"""

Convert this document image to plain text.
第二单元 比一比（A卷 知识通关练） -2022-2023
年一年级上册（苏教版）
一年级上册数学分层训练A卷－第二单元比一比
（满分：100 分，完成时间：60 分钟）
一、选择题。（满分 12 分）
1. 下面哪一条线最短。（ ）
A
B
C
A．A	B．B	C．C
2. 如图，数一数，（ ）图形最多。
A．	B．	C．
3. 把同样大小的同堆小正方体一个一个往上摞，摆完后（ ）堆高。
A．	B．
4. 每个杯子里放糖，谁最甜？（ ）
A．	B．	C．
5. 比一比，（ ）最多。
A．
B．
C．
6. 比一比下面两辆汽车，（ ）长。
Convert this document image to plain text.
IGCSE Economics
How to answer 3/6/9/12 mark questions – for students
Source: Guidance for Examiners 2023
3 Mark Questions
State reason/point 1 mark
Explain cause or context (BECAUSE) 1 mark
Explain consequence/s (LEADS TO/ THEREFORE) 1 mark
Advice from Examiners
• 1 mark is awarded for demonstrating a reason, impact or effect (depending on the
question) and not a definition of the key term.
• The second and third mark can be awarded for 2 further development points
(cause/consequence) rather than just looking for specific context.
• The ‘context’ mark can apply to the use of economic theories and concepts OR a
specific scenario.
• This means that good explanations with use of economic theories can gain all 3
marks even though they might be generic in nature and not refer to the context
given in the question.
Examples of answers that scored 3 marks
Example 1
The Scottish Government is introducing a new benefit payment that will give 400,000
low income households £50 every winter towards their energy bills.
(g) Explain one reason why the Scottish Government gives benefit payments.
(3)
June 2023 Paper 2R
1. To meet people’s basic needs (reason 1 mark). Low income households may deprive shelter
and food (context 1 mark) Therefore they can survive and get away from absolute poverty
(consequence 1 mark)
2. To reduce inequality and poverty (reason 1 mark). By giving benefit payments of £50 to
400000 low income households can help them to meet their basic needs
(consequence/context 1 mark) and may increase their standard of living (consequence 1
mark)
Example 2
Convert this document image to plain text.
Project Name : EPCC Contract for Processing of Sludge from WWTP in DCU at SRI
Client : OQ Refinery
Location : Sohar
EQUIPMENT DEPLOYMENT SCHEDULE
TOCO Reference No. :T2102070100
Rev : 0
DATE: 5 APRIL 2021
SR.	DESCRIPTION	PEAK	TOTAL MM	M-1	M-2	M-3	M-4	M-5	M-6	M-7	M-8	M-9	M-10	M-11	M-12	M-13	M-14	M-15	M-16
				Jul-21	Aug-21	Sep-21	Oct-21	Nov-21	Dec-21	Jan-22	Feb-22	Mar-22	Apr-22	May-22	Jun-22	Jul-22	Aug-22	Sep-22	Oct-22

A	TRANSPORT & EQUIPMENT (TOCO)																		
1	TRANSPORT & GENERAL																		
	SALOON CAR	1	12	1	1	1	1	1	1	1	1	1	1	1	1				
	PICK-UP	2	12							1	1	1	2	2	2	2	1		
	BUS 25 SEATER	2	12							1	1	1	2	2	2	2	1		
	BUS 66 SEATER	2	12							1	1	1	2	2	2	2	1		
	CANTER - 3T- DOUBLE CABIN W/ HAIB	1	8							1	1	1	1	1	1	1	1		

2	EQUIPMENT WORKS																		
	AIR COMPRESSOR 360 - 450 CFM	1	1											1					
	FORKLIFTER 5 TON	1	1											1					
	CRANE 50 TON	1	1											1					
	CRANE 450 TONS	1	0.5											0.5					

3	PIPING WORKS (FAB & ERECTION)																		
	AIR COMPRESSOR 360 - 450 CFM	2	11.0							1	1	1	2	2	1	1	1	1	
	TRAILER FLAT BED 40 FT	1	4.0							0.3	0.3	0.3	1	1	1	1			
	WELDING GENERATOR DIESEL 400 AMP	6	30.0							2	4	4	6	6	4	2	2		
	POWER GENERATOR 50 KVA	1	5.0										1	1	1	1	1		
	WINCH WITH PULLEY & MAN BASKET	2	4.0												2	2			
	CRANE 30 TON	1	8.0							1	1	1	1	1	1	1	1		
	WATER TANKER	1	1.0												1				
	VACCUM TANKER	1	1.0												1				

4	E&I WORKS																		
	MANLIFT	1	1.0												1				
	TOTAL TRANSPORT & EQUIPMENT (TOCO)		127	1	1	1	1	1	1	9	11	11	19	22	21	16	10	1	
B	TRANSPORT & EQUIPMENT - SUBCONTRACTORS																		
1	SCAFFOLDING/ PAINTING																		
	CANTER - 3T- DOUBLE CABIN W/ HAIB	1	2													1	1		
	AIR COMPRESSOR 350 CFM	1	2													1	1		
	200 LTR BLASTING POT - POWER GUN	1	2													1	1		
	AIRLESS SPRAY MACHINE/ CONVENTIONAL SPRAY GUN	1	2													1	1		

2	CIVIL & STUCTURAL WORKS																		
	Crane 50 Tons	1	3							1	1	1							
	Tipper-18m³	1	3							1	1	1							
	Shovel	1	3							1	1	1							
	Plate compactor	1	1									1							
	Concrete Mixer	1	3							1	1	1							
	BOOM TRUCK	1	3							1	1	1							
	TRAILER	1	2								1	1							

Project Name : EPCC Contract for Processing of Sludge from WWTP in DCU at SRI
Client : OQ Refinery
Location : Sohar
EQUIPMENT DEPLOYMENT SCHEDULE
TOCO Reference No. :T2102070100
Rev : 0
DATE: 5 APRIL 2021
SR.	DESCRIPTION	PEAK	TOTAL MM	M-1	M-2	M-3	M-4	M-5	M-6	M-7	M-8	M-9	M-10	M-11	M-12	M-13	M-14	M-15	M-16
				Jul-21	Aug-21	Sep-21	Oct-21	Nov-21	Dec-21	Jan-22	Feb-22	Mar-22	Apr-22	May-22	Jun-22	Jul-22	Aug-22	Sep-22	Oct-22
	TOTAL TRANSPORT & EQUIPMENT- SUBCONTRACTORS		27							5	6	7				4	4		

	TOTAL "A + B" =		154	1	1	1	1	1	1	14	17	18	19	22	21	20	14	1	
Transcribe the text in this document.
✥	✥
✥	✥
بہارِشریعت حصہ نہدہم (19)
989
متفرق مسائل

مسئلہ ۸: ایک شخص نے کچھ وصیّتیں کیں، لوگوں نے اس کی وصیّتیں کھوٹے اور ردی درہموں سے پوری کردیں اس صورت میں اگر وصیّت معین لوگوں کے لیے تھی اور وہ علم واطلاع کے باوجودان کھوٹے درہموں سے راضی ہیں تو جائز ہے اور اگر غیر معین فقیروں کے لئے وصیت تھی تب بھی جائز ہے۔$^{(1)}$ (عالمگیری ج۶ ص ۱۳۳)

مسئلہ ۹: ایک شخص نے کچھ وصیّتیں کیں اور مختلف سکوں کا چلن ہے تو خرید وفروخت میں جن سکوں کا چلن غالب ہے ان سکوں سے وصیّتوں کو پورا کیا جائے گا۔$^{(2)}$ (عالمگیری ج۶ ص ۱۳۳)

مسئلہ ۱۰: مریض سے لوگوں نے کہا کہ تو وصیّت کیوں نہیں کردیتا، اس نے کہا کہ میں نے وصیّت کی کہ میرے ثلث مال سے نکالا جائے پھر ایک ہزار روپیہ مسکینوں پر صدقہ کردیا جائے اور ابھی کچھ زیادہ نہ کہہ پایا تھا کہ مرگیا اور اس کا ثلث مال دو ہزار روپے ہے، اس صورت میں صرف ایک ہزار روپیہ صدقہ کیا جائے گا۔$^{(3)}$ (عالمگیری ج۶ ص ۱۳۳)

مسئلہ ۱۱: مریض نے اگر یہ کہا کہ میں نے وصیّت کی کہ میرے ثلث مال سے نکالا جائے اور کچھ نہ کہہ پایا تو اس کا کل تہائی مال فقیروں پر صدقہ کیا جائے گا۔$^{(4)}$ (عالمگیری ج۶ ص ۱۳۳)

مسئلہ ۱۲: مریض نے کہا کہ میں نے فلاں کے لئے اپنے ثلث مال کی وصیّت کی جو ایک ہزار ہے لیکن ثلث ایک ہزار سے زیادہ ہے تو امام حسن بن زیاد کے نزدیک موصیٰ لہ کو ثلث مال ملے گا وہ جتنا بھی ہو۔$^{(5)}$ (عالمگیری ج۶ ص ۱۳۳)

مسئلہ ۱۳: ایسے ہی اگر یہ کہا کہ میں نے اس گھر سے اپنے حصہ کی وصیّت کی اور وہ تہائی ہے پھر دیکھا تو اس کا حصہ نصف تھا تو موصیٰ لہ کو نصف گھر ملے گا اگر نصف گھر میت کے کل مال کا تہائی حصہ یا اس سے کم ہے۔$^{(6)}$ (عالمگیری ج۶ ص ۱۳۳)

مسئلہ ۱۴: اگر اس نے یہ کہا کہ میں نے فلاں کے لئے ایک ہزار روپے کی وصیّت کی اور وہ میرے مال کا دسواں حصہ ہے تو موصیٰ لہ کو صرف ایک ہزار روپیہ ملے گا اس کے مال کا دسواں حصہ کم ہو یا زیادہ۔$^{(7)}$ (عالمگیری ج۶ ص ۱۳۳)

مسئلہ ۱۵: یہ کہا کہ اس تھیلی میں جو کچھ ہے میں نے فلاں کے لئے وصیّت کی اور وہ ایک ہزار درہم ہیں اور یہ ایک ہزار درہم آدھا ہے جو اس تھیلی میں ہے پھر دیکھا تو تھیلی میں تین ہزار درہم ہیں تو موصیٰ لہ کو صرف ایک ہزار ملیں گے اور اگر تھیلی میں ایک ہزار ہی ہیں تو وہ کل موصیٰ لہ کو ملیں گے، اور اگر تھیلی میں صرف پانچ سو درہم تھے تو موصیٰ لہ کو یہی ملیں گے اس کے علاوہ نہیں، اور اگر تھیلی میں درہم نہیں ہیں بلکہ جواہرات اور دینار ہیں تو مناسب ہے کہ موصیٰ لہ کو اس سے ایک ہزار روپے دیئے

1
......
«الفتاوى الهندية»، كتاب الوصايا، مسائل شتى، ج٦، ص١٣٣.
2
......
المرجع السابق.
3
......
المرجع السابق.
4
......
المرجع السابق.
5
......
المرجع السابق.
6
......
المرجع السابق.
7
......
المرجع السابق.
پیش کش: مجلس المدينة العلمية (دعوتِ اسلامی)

"""

TASK REQUIREMENTS.
Reply with only the number of lines in the material above where the string "theories" appears.

RESPONSE BELOW.
2